**Exercise requirements**
Tally the lines in the listing below that contain "CORRELATION" and report the tally alone.

(Records about charts and figures)
---------------

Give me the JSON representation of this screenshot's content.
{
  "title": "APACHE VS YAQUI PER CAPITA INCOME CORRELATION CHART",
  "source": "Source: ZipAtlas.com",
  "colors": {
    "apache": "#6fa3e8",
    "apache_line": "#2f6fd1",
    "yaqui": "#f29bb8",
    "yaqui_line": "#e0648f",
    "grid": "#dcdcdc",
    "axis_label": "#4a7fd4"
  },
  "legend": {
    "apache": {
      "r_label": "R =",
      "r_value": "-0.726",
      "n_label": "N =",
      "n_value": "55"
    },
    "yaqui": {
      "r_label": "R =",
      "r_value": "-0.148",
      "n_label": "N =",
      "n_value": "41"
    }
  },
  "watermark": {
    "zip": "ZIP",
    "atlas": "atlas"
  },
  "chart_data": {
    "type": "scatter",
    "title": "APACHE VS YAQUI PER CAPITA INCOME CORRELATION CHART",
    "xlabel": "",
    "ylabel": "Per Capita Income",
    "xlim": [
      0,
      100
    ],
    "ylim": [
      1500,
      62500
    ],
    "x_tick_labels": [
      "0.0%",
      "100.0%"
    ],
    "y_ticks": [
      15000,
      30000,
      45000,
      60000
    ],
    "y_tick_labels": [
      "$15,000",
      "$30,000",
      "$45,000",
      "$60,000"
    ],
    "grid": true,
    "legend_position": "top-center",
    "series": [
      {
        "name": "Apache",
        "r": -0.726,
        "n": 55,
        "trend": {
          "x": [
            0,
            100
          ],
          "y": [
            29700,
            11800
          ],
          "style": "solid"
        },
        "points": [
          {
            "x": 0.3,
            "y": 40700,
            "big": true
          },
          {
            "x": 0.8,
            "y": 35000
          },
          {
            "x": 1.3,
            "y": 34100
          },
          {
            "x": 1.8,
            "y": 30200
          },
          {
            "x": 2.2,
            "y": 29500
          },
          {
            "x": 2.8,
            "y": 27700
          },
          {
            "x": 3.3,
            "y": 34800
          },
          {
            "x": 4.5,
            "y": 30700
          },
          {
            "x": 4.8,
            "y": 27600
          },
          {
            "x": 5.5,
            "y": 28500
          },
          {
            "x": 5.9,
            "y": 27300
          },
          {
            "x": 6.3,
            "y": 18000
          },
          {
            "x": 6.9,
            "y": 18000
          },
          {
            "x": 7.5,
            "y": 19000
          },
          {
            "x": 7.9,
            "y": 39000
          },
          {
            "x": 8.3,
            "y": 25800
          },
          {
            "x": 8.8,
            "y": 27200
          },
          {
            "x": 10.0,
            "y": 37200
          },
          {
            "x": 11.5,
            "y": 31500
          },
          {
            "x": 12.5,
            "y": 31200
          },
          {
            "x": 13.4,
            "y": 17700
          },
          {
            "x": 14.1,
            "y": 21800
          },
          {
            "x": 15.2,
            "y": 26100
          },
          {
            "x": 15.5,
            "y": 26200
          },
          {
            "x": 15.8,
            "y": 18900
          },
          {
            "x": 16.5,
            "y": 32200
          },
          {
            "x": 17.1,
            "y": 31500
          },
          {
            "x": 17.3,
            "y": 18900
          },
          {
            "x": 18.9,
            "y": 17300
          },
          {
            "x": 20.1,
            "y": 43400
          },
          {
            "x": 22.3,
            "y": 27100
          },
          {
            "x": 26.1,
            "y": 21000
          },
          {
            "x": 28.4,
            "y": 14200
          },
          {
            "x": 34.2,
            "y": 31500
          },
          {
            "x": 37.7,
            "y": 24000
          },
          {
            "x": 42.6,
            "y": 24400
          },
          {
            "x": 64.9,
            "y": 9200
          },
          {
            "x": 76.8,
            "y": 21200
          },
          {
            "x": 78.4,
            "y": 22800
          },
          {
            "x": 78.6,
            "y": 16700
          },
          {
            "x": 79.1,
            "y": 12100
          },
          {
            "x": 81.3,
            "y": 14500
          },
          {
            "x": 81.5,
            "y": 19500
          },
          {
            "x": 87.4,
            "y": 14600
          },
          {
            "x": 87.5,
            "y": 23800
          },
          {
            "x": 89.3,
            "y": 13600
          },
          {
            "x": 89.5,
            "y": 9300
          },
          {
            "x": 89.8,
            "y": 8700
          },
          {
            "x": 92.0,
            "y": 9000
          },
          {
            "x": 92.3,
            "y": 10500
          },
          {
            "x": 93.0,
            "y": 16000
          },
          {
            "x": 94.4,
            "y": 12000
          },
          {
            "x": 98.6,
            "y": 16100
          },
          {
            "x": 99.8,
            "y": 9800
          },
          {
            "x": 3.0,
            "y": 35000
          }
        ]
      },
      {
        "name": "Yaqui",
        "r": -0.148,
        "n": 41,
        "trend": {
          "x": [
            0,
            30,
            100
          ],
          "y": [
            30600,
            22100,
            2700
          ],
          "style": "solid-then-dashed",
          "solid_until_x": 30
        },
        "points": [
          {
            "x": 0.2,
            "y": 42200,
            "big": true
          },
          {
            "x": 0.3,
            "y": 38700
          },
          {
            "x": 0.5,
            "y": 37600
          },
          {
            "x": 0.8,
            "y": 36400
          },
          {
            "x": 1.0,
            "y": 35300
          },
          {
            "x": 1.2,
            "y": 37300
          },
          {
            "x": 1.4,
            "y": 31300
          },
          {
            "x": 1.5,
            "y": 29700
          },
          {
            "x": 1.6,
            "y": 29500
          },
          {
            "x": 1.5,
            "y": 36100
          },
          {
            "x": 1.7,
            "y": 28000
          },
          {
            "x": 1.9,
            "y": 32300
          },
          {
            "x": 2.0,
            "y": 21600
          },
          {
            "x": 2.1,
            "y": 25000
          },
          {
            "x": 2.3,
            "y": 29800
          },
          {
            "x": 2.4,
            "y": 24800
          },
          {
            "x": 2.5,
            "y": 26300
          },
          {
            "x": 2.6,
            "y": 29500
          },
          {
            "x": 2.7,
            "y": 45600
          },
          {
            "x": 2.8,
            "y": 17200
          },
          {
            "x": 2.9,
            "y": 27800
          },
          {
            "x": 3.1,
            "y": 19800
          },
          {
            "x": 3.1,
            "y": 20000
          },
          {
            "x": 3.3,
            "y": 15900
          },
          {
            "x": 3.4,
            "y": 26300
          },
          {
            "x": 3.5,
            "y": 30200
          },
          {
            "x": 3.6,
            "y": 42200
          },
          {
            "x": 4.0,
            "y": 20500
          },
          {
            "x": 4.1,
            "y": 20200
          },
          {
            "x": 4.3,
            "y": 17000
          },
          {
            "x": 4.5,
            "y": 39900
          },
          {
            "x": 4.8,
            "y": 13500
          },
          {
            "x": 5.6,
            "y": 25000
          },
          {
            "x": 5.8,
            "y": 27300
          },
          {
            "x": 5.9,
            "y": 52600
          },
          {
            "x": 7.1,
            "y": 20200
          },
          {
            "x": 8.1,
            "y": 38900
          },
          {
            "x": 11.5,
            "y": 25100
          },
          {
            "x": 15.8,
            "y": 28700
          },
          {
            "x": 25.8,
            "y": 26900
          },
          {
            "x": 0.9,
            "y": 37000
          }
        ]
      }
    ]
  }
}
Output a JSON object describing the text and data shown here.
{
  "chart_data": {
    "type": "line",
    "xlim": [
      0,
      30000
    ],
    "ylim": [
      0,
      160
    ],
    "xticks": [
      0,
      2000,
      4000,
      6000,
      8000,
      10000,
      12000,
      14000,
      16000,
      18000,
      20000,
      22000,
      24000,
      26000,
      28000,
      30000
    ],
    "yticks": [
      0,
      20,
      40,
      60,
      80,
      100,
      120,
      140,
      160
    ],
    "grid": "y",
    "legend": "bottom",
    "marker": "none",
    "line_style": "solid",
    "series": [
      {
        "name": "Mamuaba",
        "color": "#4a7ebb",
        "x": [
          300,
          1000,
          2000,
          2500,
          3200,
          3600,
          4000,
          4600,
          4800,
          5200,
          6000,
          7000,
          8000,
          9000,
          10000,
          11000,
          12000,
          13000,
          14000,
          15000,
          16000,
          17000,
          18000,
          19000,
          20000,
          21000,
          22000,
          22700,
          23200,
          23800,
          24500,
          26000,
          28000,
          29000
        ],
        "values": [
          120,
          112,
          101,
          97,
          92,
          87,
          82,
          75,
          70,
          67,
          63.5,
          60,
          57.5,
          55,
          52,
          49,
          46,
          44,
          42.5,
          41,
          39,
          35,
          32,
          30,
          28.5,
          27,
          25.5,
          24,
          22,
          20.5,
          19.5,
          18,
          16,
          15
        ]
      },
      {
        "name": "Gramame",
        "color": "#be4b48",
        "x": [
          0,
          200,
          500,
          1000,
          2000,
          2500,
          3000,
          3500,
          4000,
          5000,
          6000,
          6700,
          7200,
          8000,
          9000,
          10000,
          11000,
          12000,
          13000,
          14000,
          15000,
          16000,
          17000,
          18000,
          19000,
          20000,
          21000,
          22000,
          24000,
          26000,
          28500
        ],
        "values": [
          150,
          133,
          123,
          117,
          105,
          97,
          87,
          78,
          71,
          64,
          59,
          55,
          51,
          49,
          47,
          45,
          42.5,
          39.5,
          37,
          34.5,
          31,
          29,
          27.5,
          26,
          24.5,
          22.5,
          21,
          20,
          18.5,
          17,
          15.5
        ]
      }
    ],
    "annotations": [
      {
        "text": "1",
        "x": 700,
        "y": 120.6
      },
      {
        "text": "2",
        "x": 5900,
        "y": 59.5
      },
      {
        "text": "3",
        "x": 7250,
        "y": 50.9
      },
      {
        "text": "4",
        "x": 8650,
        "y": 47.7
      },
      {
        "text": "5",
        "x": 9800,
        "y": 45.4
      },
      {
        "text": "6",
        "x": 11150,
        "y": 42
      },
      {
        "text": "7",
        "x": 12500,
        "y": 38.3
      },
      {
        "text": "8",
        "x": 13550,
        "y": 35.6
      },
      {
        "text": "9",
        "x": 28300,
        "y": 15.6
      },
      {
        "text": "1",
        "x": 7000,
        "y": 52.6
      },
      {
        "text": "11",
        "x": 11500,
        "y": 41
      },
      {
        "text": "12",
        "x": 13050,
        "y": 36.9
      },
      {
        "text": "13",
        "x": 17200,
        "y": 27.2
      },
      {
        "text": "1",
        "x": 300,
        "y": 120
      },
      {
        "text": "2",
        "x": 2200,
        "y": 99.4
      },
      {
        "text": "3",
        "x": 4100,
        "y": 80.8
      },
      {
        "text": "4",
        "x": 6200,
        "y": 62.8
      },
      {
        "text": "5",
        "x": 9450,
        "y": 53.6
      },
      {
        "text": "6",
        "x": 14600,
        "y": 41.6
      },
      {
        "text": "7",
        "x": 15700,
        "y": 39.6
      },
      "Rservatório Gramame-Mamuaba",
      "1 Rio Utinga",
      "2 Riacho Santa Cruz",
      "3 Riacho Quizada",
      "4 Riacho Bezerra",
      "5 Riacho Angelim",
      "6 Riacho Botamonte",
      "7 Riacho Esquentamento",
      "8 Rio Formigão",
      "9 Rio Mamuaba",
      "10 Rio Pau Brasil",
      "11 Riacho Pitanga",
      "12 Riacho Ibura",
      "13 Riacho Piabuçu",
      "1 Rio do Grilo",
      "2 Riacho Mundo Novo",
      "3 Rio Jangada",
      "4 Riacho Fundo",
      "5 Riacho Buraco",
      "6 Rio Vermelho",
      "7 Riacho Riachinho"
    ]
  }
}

---------------

**Solved problem**
2